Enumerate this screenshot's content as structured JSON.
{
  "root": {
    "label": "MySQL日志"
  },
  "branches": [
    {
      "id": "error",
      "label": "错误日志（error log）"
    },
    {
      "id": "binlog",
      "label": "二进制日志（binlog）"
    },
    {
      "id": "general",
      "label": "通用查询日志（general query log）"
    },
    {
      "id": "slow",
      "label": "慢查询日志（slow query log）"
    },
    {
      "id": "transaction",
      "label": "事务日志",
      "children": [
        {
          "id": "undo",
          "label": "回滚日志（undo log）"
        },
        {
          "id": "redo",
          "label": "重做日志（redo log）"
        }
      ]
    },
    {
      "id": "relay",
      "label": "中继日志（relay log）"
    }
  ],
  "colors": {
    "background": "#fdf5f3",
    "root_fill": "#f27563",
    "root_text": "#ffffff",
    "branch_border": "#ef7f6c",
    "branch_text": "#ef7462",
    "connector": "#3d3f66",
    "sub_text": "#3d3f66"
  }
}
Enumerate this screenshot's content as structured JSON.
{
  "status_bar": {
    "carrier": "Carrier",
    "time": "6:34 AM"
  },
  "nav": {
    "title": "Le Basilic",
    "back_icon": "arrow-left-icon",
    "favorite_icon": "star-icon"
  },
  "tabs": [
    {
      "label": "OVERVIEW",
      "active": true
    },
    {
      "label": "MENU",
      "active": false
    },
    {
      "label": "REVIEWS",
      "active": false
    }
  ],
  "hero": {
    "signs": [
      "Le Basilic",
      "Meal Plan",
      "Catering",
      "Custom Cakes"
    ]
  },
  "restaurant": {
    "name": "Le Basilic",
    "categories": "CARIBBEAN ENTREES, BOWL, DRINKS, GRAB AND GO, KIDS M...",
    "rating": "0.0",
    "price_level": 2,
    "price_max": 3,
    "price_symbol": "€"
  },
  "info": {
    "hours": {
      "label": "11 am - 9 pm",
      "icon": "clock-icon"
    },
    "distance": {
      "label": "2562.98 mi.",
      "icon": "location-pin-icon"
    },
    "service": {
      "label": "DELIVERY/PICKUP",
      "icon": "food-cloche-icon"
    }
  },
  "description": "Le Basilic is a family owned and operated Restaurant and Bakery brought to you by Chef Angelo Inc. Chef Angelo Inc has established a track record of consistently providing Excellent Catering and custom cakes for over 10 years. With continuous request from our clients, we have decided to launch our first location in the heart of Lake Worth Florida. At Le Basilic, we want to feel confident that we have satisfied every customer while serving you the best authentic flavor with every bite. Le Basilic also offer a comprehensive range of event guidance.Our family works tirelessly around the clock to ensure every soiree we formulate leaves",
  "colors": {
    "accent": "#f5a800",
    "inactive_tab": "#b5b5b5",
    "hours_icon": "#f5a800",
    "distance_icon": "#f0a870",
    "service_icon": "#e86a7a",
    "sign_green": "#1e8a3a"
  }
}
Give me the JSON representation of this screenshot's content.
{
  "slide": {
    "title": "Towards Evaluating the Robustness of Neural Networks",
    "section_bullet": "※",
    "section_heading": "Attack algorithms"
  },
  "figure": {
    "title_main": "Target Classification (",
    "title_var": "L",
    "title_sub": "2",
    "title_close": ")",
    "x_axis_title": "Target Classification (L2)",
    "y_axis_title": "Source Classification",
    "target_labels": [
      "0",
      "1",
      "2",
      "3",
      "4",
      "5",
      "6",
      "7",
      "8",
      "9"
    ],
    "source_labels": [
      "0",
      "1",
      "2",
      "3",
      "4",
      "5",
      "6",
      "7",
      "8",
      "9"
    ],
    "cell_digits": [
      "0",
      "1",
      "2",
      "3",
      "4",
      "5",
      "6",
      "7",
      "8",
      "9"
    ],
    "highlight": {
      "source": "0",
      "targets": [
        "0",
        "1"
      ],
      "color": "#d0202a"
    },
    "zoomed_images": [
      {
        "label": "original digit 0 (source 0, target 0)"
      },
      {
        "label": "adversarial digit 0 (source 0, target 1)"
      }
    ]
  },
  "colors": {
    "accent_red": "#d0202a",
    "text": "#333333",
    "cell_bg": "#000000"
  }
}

___

§ Task directions: Quote every line of the data, word for word.

§ Reply:
Enumerate this screenshot's content as structured JSON.
{
  "root": {
    "label": "MySQL日志"
  },
  "branches": [
    {
      "id": "error",
      "label": "错误日志（error log）"
    },
    {
      "id": "binlog",
      "label": "二进制日志（binlog）"
    },
    {
      "id": "general",
      "label": "通用查询日志（general query log）"
    },
    {
      "id": "slow",
      "label": "慢查询日志（slow query log）"
    },
    {
      "id": "transaction",
      "label": "事务日志",
      "children": [
        {
          "id": "undo",
          "label": "回滚日志（undo log）"
        },
        {
          "id": "redo",
          "label": "重做日志（redo log）"
        }
      ]
    },
    {
      "id": "relay",
      "label": "中继日志（relay log）"
    }
  ],
  "colors": {
    "background": "#fdf5f3",
    "root_fill": "#f27563",
    "root_text": "#ffffff",
    "branch_border": "#ef7f6c",
    "branch_text": "#ef7462",
    "connector": "#3d3f66",
    "sub_text": "#3d3f66"
  }
}
Enumerate this screenshot's content as structured JSON.
{
  "status_bar": {
    "carrier": "Carrier",
    "time": "6:34 AM"
  },
  "nav": {
    "title": "Le Basilic",
    "back_icon": "arrow-left-icon",
    "favorite_icon": "star-icon"
  },
  "tabs": [
    {
      "label": "OVERVIEW",
      "active": true
    },
    {
      "label": "MENU",
      "active": false
    },
    {
      "label": "REVIEWS",
      "active": false
    }
  ],
  "hero": {
    "signs": [
      "Le Basilic",
      "Meal Plan",
      "Catering",
      "Custom Cakes"
    ]
  },
  "restaurant": {
    "name": "Le Basilic",
    "categories": "CARIBBEAN ENTREES, BOWL, DRINKS, GRAB AND GO, KIDS M...",
    "rating": "0.0",
    "price_level": 2,
    "price_max": 3,
    "price_symbol": "€"
  },
  "info": {
    "hours": {
      "label": "11 am - 9 pm",
      "icon": "clock-icon"
    },
    "distance": {
      "label": "2562.98 mi.",
      "icon": "location-pin-icon"
    },
    "service": {
      "label": "DELIVERY/PICKUP",
      "icon": "food-cloche-icon"
    }
  },
  "description": "Le Basilic is a family owned and operated Restaurant and Bakery brought to you by Chef Angelo Inc. Chef Angelo Inc has established a track record of consistently providing Excellent Catering and custom cakes for over 10 years. With continuous request from our clients, we have decided to launch our first location in the heart of Lake Worth Florida. At Le Basilic, we want to feel confident that we have satisfied every customer while serving you the best authentic flavor with every bite. Le Basilic also offer a comprehensive range of event guidance.Our family works tirelessly around the clock to ensure every soiree we formulate leaves",
  "colors": {
    "accent": "#f5a800",
    "inactive_tab": "#b5b5b5",
    "hours_icon": "#f5a800",
    "distance_icon": "#f0a870",
    "service_icon": "#e86a7a",
    "sign_green": "#1e8a3a"
  }
}
Give me the JSON representation of this screenshot's content.
{
  "slide": {
    "title": "Towards Evaluating the Robustness of Neural Networks",
    "section_bullet": "※",
    "section_heading": "Attack algorithms"
  },
  "figure": {
    "title_main": "Target Classification (",
    "title_var": "L",
    "title_sub": "2",
    "title_close": ")",
    "x_axis_title": "Target Classification (L2)",
    "y_axis_title": "Source Classification",
    "target_labels": [
      "0",
      "1",
      "2",
      "3",
      "4",
      "5",
      "6",
      "7",
      "8",
      "9"
    ],
    "source_labels": [
      "0",
      "1",
      "2",
      "3",
      "4",
      "5",
      "6",
      "7",
      "8",
      "9"
    ],
    "cell_digits": [
      "0",
      "1",
      "2",
      "3",
      "4",
      "5",
      "6",
      "7",
      "8",
      "9"
    ],
    "highlight": {
      "source": "0",
      "targets": [
        "0",
        "1"
      ],
      "color": "#d0202a"
    },
    "zoomed_images": [
      {
        "label": "original digit 0 (source 0, target 0)"
      },
      {
        "label": "adversarial digit 0 (source 0, target 1)"
      }
    ]
  },
  "colors": {
    "accent_red": "#d0202a",
    "text": "#333333",
    "cell_bg": "#000000"
  }
}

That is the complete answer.